Brief: Copy each entry below unchanged; the images do not go in the copy.

Input data:
****

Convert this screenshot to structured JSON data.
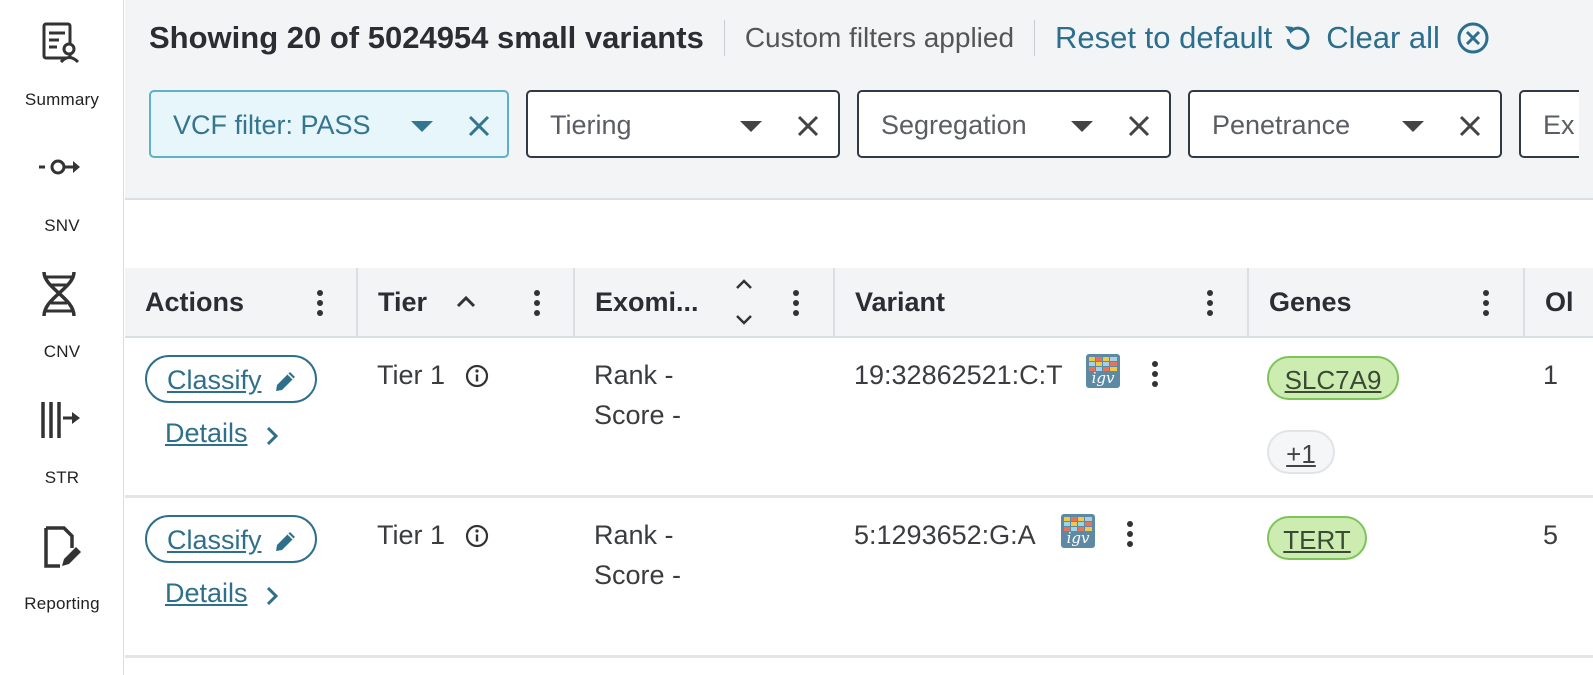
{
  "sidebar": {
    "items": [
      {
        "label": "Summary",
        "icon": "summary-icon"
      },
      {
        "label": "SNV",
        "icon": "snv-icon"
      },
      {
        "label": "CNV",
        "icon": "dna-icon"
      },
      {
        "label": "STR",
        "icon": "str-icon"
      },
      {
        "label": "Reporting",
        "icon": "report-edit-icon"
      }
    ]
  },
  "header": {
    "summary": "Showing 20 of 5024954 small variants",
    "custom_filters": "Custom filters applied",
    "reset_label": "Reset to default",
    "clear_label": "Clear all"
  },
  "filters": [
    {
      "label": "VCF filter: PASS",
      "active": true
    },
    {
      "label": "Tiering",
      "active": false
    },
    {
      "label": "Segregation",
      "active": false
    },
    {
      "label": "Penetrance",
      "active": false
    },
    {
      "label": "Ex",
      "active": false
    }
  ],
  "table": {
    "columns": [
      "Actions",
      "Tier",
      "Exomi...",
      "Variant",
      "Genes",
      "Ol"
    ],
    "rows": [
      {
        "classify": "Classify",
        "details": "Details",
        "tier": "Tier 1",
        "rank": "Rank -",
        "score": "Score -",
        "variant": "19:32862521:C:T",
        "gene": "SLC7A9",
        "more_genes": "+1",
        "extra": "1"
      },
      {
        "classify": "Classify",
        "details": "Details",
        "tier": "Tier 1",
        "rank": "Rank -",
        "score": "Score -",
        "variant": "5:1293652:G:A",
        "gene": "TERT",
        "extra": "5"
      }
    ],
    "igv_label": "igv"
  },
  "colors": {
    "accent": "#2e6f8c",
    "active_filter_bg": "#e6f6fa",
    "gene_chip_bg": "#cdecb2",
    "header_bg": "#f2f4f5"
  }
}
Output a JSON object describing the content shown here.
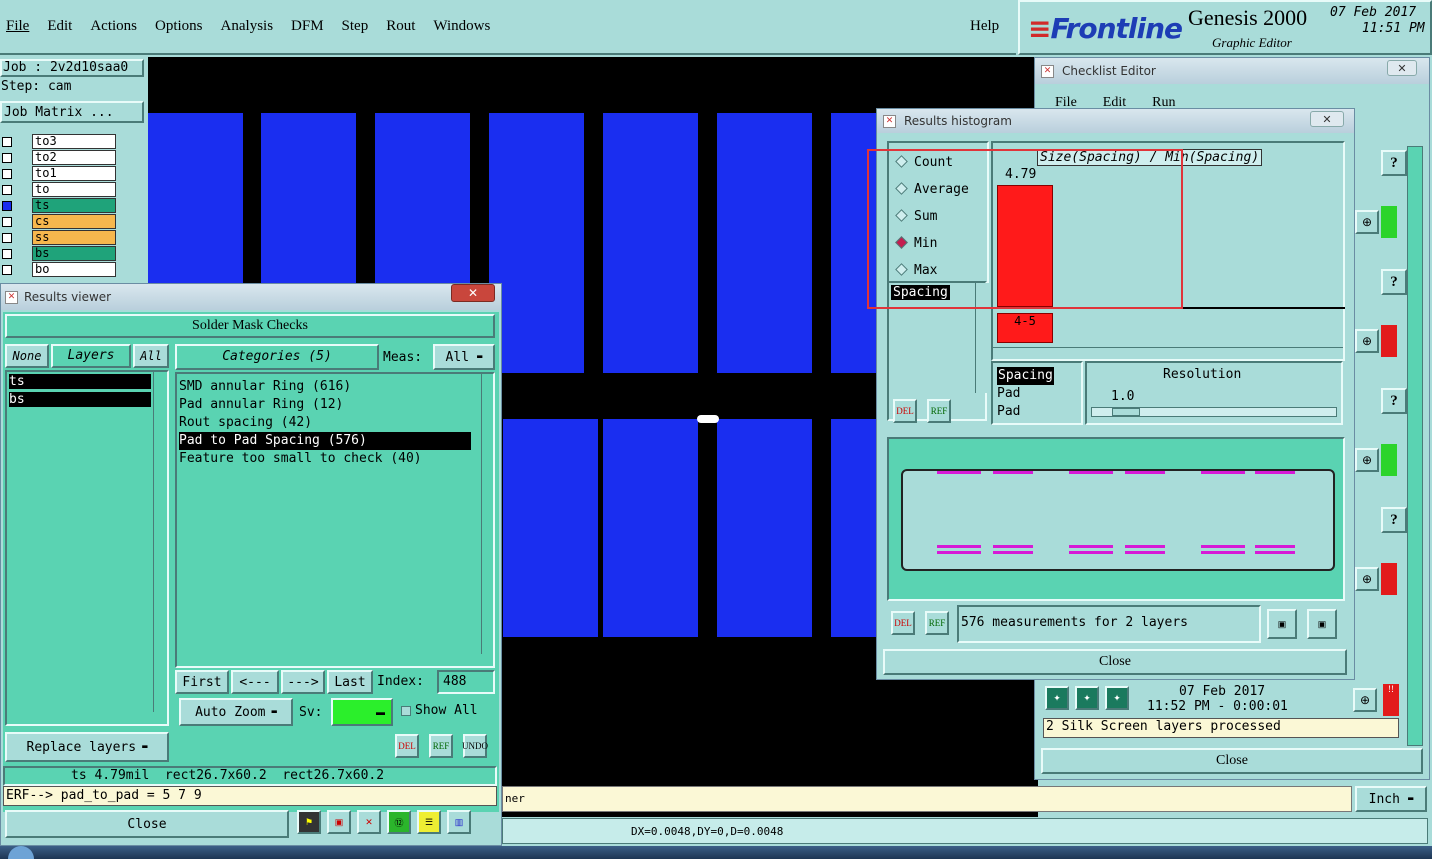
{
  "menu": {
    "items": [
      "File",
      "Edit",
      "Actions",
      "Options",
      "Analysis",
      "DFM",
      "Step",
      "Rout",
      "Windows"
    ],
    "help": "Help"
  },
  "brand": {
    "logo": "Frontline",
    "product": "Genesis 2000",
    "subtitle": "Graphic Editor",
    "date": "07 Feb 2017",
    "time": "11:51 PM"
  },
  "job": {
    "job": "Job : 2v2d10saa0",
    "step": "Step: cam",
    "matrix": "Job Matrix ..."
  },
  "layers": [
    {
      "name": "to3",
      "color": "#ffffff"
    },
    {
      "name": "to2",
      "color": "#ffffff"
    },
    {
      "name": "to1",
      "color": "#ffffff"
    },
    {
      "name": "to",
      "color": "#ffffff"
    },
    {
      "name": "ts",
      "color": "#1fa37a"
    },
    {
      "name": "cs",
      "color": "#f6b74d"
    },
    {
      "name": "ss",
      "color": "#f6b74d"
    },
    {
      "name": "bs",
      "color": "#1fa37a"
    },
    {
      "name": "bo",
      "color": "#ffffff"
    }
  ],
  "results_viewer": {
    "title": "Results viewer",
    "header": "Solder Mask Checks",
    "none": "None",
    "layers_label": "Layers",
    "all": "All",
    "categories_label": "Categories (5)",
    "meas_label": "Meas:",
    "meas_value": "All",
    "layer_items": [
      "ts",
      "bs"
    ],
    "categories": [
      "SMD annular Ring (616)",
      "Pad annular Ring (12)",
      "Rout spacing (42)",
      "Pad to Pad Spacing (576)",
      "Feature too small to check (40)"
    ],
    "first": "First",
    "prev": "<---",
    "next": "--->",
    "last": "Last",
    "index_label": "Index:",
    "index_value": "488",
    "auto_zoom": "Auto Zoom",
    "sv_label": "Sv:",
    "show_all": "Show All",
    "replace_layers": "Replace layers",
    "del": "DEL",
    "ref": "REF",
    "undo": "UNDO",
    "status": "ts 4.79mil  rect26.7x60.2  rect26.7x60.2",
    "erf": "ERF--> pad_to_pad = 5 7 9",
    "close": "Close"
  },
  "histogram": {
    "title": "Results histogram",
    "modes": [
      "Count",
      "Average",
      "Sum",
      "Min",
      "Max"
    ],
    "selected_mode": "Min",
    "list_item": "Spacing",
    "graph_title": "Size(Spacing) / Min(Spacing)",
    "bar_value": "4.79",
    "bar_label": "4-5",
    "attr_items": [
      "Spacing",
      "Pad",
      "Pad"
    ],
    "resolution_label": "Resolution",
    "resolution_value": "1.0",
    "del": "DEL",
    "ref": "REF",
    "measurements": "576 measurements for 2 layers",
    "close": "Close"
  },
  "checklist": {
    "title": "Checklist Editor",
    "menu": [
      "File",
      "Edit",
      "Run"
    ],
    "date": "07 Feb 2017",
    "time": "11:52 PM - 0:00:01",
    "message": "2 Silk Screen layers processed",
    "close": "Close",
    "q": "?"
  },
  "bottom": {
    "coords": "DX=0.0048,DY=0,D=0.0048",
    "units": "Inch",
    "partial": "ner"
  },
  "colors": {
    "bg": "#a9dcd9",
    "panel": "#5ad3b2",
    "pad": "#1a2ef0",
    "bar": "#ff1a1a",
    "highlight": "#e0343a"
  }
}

****

Result for this exercise:
Convert this screenshot to structured JSON data.
{
  "sidebar": {
    "items": [
      {
        "label": "Summary",
        "icon": "summary-icon"
      },
      {
        "label": "SNV",
        "icon": "snv-icon"
      },
      {
        "label": "CNV",
        "icon": "dna-icon"
      },
      {
        "label": "STR",
        "icon": "str-icon"
      },
      {
        "label": "Reporting",
        "icon": "report-edit-icon"
      }
    ]
  },
  "header": {
    "summary": "Showing 20 of 5024954 small variants",
    "custom_filters": "Custom filters applied",
    "reset_label": "Reset to default",
    "clear_label": "Clear all"
  },
  "filters": [
    {
      "label": "VCF filter: PASS",
      "active": true
    },
    {
      "label": "Tiering",
      "active": false
    },
    {
      "label": "Segregation",
      "active": false
    },
    {
      "label": "Penetrance",
      "active": false
    },
    {
      "label": "Ex",
      "active": false
    }
  ],
  "table": {
    "columns": [
      "Actions",
      "Tier",
      "Exomi...",
      "Variant",
      "Genes",
      "Ol"
    ],
    "rows": [
      {
        "classify": "Classify",
        "details": "Details",
        "tier": "Tier 1",
        "rank": "Rank -",
        "score": "Score -",
        "variant": "19:32862521:C:T",
        "gene": "SLC7A9",
        "more_genes": "+1",
        "extra": "1"
      },
      {
        "classify": "Classify",
        "details": "Details",
        "tier": "Tier 1",
        "rank": "Rank -",
        "score": "Score -",
        "variant": "5:1293652:G:A",
        "gene": "TERT",
        "extra": "5"
      }
    ],
    "igv_label": "igv"
  },
  "colors": {
    "accent": "#2e6f8c",
    "active_filter_bg": "#e6f6fa",
    "gene_chip_bg": "#cdecb2",
    "header_bg": "#f2f4f5"
  }
}
Output a JSON object describing the content shown here.
{
  "menu": {
    "items": [
      "File",
      "Edit",
      "Actions",
      "Options",
      "Analysis",
      "DFM",
      "Step",
      "Rout",
      "Windows"
    ],
    "help": "Help"
  },
  "brand": {
    "logo": "Frontline",
    "product": "Genesis 2000",
    "subtitle": "Graphic Editor",
    "date": "07 Feb 2017",
    "time": "11:51 PM"
  },
  "job": {
    "job": "Job : 2v2d10saa0",
    "step": "Step: cam",
    "matrix": "Job Matrix ..."
  },
  "layers": [
    {
      "name": "to3",
      "color": "#ffffff"
    },
    {
      "name": "to2",
      "color": "#ffffff"
    },
    {
      "name": "to1",
      "color": "#ffffff"
    },
    {
      "name": "to",
      "color": "#ffffff"
    },
    {
      "name": "ts",
      "color": "#1fa37a"
    },
    {
      "name": "cs",
      "color": "#f6b74d"
    },
    {
      "name": "ss",
      "color": "#f6b74d"
    },
    {
      "name": "bs",
      "color": "#1fa37a"
    },
    {
      "name": "bo",
      "color": "#ffffff"
    }
  ],
  "results_viewer": {
    "title": "Results viewer",
    "header": "Solder Mask Checks",
    "none": "None",
    "layers_label": "Layers",
    "all": "All",
    "categories_label": "Categories (5)",
    "meas_label": "Meas:",
    "meas_value": "All",
    "layer_items": [
      "ts",
      "bs"
    ],
    "categories": [
      "SMD annular Ring (616)",
      "Pad annular Ring (12)",
      "Rout spacing (42)",
      "Pad to Pad Spacing (576)",
      "Feature too small to check (40)"
    ],
    "first": "First",
    "prev": "<---",
    "next": "--->",
    "last": "Last",
    "index_label": "Index:",
    "index_value": "488",
    "auto_zoom": "Auto Zoom",
    "sv_label": "Sv:",
    "show_all": "Show All",
    "replace_layers": "Replace layers",
    "del": "DEL",
    "ref": "REF",
    "undo": "UNDO",
    "status": "ts 4.79mil  rect26.7x60.2  rect26.7x60.2",
    "erf": "ERF--> pad_to_pad = 5 7 9",
    "close": "Close"
  },
  "histogram": {
    "title": "Results histogram",
    "modes": [
      "Count",
      "Average",
      "Sum",
      "Min",
      "Max"
    ],
    "selected_mode": "Min",
    "list_item": "Spacing",
    "graph_title": "Size(Spacing) / Min(Spacing)",
    "bar_value": "4.79",
    "bar_label": "4-5",
    "attr_items": [
      "Spacing",
      "Pad",
      "Pad"
    ],
    "resolution_label": "Resolution",
    "resolution_value": "1.0",
    "del": "DEL",
    "ref": "REF",
    "measurements": "576 measurements for 2 layers",
    "close": "Close"
  },
  "checklist": {
    "title": "Checklist Editor",
    "menu": [
      "File",
      "Edit",
      "Run"
    ],
    "date": "07 Feb 2017",
    "time": "11:52 PM - 0:00:01",
    "message": "2 Silk Screen layers processed",
    "close": "Close",
    "q": "?"
  },
  "bottom": {
    "coords": "DX=0.0048,DY=0,D=0.0048",
    "units": "Inch",
    "partial": "ner"
  },
  "colors": {
    "bg": "#a9dcd9",
    "panel": "#5ad3b2",
    "pad": "#1a2ef0",
    "bar": "#ff1a1a",
    "highlight": "#e0343a"
  }
}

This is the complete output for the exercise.